* BEGIN GIVEN DATA *

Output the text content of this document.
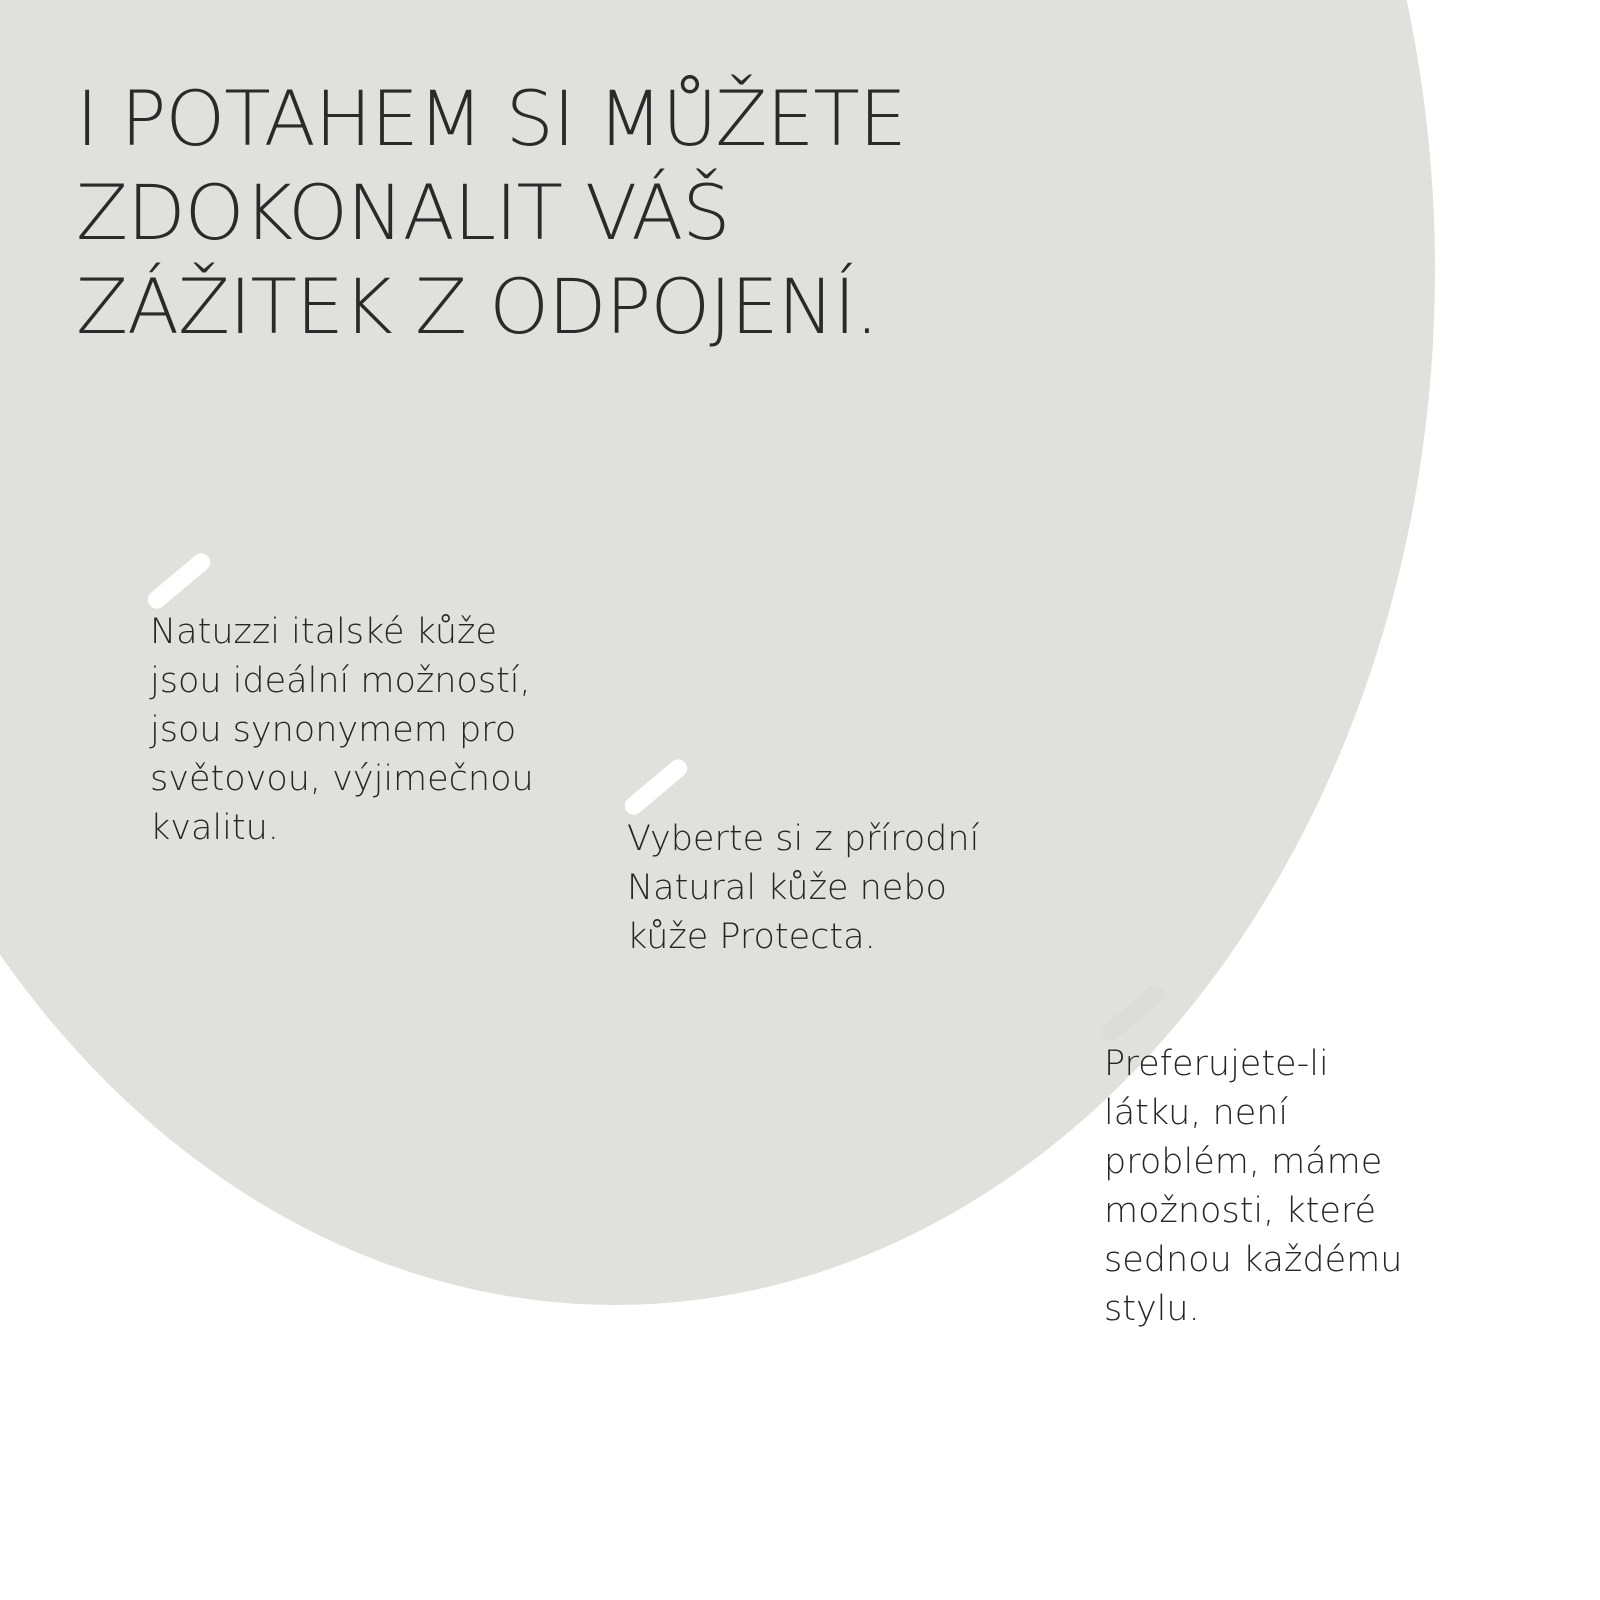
I POTAHEM SI MŮŽETE
ZDOKONALIT VÁŠ
ZÁŽITEK Z ODPOJENÍ.

Natuzzi italské kůže
jsou ideální možností,
jsou synonymem pro
světovou, výjimečnou
kvalitu.	Vyberte si z přírodní
Natural kůže nebo
kůže Protecta.

Preferujete-li
látku, není
problém, máme
možnosti, které
sednou každému
stylu.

* END GIVEN DATA *

### PROMPT
Transcribe every entry word for word, but skip the pictures.

### CORRECT ANSWER
Output the text content of this document.
I POTAHEM SI MŮŽETE
ZDOKONALIT VÁŠ
ZÁŽITEK Z ODPOJENÍ.

Natuzzi italské kůže
jsou ideální možností,
jsou synonymem pro
světovou, výjimečnou
kvalitu.	Vyberte si z přírodní
Natural kůže nebo
kůže Protecta.

Preferujete-li
látku, není
problém, máme
možnosti, které
sednou každému
stylu.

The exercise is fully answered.